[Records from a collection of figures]
########################################

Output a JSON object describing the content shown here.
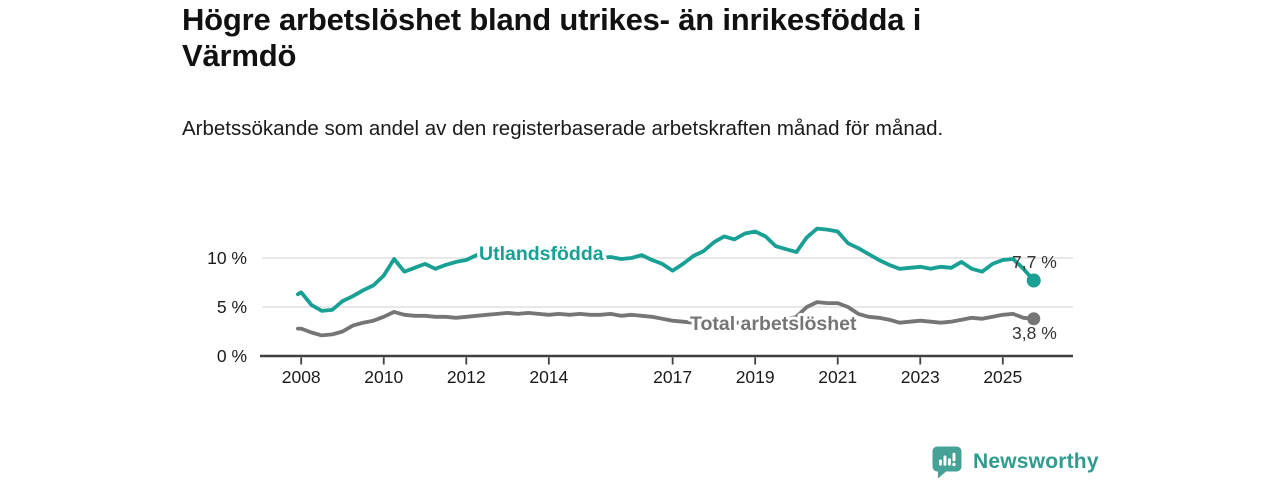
{
  "header": {
    "title": "Högre arbetslöshet bland utrikes- än inrikesfödda i Värmdö",
    "subtitle": "Arbetssökande som andel av den registerbaserade arbetskraften månad för månad."
  },
  "branding": {
    "logo_text": "Newsworthy",
    "logo_icon": "speech-bubble-bar-chart-icon",
    "logo_icon_color": "#44a296",
    "logo_text_color": "#2e9c8e"
  },
  "colors": {
    "accent_teal": "#17a093",
    "series_gray": "#757575",
    "axis": "#3f3f3f",
    "grid": "#d9d9d9",
    "text": "#1a1a1a",
    "end_label_text": "#333333",
    "background": "#ffffff"
  },
  "chart_data": {
    "type": "line",
    "title": "Högre arbetslöshet bland utrikes- än inrikesfödda i Värmdö",
    "subtitle": "Arbetssökande som andel av den registerbaserade arbetskraften månad för månad.",
    "unit": "%",
    "grid": "horizontal",
    "legend": "inline-labels",
    "xlim": [
      2007.05,
      2026.7
    ],
    "ylim": [
      0,
      13.7
    ],
    "x_ticks": [
      {
        "value": 2008,
        "label": "2008"
      },
      {
        "value": 2010,
        "label": "2010"
      },
      {
        "value": 2012,
        "label": "2012"
      },
      {
        "value": 2014,
        "label": "2014"
      },
      {
        "value": 2017,
        "label": "2017"
      },
      {
        "value": 2019,
        "label": "2019"
      },
      {
        "value": 2021,
        "label": "2021"
      },
      {
        "value": 2023,
        "label": "2023"
      },
      {
        "value": 2025,
        "label": "2025"
      }
    ],
    "y_ticks": [
      {
        "value": 0,
        "label": "0 %"
      },
      {
        "value": 5,
        "label": "5 %"
      },
      {
        "value": 10,
        "label": "10 %"
      }
    ],
    "x": [
      2007.92,
      2008.0,
      2008.25,
      2008.5,
      2008.75,
      2009.0,
      2009.25,
      2009.5,
      2009.75,
      2010.0,
      2010.25,
      2010.5,
      2010.75,
      2011.0,
      2011.25,
      2011.5,
      2011.75,
      2012.0,
      2012.25,
      2012.5,
      2012.75,
      2013.0,
      2013.25,
      2013.5,
      2013.75,
      2014.0,
      2014.25,
      2014.5,
      2014.75,
      2015.0,
      2015.25,
      2015.5,
      2015.75,
      2016.0,
      2016.25,
      2016.5,
      2016.75,
      2017.0,
      2017.25,
      2017.5,
      2017.75,
      2018.0,
      2018.25,
      2018.5,
      2018.75,
      2019.0,
      2019.25,
      2019.5,
      2019.75,
      2020.0,
      2020.25,
      2020.5,
      2020.75,
      2021.0,
      2021.25,
      2021.5,
      2021.75,
      2022.0,
      2022.25,
      2022.5,
      2022.75,
      2023.0,
      2023.25,
      2023.5,
      2023.75,
      2024.0,
      2024.25,
      2024.5,
      2024.75,
      2025.0,
      2025.25,
      2025.5,
      2025.75
    ],
    "series": [
      {
        "name": "Utlandsfödda",
        "color": "#17a093",
        "end_label": "7,7 %",
        "end_value": 7.7,
        "values": [
          6.3,
          6.5,
          5.2,
          4.6,
          4.7,
          5.6,
          6.1,
          6.7,
          7.2,
          8.2,
          9.9,
          8.6,
          9.0,
          9.4,
          8.9,
          9.3,
          9.6,
          9.8,
          10.3,
          10.1,
          10.2,
          10.4,
          10.2,
          10.3,
          10.1,
          10.2,
          10.4,
          10.2,
          10.3,
          10.2,
          10.0,
          10.1,
          9.9,
          10.0,
          10.3,
          9.8,
          9.4,
          8.7,
          9.4,
          10.2,
          10.7,
          11.6,
          12.2,
          11.9,
          12.5,
          12.7,
          12.2,
          11.2,
          10.9,
          10.6,
          12.1,
          13.0,
          12.9,
          12.7,
          11.5,
          11.0,
          10.4,
          9.8,
          9.3,
          8.9,
          9.0,
          9.1,
          8.9,
          9.1,
          9.0,
          9.6,
          8.9,
          8.6,
          9.4,
          9.8,
          9.9,
          8.9,
          7.7
        ]
      },
      {
        "name": "Total arbetslöshet",
        "color": "#757575",
        "end_label": "3,8 %",
        "end_value": 3.8,
        "values": [
          2.8,
          2.8,
          2.4,
          2.1,
          2.2,
          2.5,
          3.1,
          3.4,
          3.6,
          4.0,
          4.5,
          4.2,
          4.1,
          4.1,
          4.0,
          4.0,
          3.9,
          4.0,
          4.1,
          4.2,
          4.3,
          4.4,
          4.3,
          4.4,
          4.3,
          4.2,
          4.3,
          4.2,
          4.3,
          4.2,
          4.2,
          4.3,
          4.1,
          4.2,
          4.1,
          4.0,
          3.8,
          3.6,
          3.5,
          3.4,
          3.3,
          3.4,
          3.3,
          3.4,
          3.4,
          3.5,
          3.6,
          3.6,
          3.7,
          4.0,
          5.0,
          5.5,
          5.4,
          5.4,
          5.0,
          4.3,
          4.0,
          3.9,
          3.7,
          3.4,
          3.5,
          3.6,
          3.5,
          3.4,
          3.5,
          3.7,
          3.9,
          3.8,
          4.0,
          4.2,
          4.3,
          3.9,
          3.8
        ]
      }
    ]
  }
}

########################################

**What the task requires:**
Return each line of the data that contains the string "månad".

**Full output:**
    "subtitle": "Arbetssökande som andel av den registerbaserade arbetskraften månad för månad."
    "subtitle": "Arbetssökande som andel av den registerbaserade arbetskraften månad för månad.",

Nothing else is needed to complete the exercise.